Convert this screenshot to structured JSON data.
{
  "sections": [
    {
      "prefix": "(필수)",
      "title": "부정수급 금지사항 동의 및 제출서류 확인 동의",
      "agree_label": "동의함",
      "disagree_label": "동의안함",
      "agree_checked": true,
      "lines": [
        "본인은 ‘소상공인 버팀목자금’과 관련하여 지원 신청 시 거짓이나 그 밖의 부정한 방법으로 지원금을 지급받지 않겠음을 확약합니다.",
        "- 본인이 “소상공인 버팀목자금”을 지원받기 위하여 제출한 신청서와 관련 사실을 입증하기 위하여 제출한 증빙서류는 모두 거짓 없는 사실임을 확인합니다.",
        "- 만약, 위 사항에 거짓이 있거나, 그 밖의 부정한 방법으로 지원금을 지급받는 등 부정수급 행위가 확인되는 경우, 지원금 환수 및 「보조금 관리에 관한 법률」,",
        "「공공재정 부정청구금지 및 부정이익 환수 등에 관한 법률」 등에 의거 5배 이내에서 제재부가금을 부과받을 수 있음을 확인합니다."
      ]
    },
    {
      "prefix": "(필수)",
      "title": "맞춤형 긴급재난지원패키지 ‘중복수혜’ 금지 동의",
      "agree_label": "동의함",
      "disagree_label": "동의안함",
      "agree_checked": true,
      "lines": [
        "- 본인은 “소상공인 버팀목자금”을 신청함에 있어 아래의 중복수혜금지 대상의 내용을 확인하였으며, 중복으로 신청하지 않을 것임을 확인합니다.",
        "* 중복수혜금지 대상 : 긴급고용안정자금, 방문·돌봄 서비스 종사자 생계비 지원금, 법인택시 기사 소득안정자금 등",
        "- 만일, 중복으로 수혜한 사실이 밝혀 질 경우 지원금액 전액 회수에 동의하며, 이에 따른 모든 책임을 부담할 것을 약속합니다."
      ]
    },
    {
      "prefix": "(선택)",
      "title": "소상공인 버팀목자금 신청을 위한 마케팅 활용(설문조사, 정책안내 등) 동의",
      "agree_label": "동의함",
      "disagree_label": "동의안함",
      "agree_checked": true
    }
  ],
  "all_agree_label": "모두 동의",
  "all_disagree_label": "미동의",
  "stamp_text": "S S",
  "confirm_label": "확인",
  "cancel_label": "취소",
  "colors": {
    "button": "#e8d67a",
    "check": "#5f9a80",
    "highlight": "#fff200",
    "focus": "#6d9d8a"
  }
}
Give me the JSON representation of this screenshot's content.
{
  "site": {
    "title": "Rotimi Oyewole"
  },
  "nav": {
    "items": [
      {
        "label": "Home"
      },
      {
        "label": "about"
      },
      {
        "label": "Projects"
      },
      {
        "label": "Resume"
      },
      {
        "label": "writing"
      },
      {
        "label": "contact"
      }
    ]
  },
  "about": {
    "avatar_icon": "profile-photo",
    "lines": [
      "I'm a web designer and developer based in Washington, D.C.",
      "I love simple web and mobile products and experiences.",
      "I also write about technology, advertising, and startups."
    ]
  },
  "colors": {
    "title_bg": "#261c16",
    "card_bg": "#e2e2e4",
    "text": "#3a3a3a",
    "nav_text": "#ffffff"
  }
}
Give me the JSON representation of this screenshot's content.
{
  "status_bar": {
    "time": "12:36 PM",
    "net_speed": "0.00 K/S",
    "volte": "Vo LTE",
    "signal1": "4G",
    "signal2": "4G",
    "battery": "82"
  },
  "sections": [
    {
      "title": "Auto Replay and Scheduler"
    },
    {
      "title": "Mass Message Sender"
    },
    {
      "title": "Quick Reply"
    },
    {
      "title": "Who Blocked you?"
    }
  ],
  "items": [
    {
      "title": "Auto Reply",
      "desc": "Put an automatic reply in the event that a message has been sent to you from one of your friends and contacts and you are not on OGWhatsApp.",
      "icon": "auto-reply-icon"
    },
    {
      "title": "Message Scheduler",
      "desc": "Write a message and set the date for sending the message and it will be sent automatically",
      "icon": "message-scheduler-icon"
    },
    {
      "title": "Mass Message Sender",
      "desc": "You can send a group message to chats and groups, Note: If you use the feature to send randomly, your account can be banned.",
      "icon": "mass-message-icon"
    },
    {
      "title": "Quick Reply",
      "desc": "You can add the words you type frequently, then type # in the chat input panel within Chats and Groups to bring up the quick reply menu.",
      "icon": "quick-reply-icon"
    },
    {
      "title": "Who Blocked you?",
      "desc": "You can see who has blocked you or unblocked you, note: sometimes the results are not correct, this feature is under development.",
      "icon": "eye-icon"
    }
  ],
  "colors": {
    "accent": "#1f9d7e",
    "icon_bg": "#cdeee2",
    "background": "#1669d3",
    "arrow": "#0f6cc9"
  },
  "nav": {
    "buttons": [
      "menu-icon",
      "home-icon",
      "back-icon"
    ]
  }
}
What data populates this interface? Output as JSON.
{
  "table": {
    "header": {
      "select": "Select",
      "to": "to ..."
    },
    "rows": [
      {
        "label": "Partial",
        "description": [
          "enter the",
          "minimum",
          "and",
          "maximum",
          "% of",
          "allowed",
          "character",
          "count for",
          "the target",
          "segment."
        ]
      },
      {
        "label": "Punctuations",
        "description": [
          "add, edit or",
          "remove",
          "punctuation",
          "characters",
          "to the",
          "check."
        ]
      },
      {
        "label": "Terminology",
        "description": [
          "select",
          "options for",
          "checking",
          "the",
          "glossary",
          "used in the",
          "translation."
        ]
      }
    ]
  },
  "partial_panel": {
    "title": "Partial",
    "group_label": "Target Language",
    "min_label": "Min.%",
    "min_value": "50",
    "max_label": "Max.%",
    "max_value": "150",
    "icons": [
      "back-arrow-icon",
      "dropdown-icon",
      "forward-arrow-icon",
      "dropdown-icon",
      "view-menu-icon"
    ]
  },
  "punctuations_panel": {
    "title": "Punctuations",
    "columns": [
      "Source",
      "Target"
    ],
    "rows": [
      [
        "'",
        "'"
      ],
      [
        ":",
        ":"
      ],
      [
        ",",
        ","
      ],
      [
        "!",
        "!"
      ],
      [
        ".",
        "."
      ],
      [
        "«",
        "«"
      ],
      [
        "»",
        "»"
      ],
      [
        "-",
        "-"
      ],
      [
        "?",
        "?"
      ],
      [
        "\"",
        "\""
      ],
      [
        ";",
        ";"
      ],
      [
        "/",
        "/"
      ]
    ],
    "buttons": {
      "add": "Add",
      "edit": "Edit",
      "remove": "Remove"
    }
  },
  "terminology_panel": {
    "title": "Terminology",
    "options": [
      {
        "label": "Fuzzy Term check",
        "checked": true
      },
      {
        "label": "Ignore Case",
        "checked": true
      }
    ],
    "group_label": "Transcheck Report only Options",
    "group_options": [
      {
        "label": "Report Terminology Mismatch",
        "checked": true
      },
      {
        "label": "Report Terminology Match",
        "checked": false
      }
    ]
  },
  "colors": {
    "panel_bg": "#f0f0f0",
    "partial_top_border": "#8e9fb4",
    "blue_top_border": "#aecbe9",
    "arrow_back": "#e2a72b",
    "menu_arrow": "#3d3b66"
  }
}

+---+

- WHAT THE TASK ASKS
Looking at the records above, count the lines where the word "중복으로" appears. State only the number.

- OUTPUT FOR THIS EXERCISE
2